Problem description — Tell how many lines have the string "screenshot" in them, and write nothing besides the number.

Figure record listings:
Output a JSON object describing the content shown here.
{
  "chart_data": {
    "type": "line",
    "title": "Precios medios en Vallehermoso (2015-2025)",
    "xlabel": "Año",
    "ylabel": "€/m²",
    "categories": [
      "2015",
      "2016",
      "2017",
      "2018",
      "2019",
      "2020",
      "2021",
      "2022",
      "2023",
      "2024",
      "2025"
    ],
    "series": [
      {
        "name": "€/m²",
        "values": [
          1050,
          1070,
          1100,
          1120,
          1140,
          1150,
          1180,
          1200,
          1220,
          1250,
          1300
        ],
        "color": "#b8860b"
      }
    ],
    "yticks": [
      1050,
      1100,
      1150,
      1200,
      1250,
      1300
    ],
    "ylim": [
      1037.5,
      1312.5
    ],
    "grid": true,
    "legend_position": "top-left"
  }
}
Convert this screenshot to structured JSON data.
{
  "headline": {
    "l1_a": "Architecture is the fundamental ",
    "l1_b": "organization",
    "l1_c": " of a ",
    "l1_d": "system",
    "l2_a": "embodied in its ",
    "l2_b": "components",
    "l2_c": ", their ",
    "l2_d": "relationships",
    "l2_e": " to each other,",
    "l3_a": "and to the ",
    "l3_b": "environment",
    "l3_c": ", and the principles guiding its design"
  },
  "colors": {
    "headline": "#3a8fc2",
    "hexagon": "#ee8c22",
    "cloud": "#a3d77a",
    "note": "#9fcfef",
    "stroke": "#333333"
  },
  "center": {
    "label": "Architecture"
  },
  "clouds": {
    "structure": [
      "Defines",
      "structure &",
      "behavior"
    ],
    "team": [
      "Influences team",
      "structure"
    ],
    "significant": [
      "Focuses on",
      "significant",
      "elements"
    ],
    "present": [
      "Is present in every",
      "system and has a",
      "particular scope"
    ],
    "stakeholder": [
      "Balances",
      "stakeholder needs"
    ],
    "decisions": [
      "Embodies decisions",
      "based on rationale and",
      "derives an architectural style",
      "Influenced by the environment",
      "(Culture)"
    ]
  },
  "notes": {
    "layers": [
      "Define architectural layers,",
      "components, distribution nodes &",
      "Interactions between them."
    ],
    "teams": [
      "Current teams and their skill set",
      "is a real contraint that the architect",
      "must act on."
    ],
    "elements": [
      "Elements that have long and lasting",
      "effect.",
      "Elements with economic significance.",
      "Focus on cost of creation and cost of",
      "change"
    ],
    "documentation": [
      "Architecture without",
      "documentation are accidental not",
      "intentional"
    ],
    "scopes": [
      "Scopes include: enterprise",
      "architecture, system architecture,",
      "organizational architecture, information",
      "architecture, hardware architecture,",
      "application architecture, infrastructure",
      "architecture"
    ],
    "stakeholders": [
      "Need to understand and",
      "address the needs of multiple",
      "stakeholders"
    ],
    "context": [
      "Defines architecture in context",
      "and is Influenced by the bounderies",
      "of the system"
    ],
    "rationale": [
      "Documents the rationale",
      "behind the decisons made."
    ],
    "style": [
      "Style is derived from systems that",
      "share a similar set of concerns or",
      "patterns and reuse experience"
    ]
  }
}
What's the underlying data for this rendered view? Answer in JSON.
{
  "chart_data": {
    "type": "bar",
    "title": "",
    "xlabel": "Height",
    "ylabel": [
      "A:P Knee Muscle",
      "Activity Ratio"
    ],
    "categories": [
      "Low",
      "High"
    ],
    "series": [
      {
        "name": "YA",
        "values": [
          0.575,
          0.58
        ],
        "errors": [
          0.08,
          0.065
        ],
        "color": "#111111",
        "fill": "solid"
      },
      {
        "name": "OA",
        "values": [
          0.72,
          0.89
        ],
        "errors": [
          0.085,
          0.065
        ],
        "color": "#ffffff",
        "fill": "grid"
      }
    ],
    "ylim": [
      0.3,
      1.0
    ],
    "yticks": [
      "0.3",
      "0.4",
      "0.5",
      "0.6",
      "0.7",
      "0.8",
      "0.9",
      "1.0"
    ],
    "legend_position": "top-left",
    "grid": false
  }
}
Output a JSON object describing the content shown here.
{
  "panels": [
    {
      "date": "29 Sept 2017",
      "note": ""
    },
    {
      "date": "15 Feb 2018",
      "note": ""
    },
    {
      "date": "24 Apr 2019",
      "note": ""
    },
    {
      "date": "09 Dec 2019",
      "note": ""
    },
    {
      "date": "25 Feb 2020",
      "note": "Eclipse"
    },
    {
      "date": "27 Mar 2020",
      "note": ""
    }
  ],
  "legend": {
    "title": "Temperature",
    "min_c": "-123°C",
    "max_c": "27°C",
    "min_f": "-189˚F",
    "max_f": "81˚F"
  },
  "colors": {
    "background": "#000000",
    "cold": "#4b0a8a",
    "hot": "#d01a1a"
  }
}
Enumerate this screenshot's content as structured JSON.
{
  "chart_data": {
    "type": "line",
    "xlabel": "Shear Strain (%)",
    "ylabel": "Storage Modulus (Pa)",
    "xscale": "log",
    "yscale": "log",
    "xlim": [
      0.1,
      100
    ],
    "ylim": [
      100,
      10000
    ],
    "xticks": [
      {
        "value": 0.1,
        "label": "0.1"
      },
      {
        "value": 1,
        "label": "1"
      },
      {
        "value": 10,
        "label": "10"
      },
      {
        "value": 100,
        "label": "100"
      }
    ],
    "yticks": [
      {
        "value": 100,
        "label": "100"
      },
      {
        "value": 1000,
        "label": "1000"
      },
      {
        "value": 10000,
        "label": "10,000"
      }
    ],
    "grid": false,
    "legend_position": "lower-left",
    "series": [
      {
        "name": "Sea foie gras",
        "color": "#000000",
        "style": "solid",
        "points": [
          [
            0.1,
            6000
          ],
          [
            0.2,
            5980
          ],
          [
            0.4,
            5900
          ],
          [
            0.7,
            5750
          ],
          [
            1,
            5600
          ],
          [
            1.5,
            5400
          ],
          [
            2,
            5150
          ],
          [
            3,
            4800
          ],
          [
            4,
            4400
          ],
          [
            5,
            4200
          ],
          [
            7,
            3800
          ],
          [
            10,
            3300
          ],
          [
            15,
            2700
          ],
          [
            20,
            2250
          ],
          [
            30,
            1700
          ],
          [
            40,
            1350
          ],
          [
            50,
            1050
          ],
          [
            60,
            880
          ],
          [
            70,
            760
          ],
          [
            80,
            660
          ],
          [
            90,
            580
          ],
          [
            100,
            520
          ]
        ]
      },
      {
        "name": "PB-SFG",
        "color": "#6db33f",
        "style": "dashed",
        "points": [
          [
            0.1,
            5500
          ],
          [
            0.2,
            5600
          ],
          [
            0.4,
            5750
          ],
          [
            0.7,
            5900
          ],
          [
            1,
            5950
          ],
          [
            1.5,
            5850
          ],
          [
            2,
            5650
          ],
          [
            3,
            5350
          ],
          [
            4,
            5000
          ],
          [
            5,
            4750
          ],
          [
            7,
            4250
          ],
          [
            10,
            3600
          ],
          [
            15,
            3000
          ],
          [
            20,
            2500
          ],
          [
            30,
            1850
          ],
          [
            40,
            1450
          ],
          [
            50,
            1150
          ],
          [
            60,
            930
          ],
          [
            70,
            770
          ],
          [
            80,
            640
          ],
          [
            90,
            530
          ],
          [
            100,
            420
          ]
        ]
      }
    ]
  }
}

Full solution — 2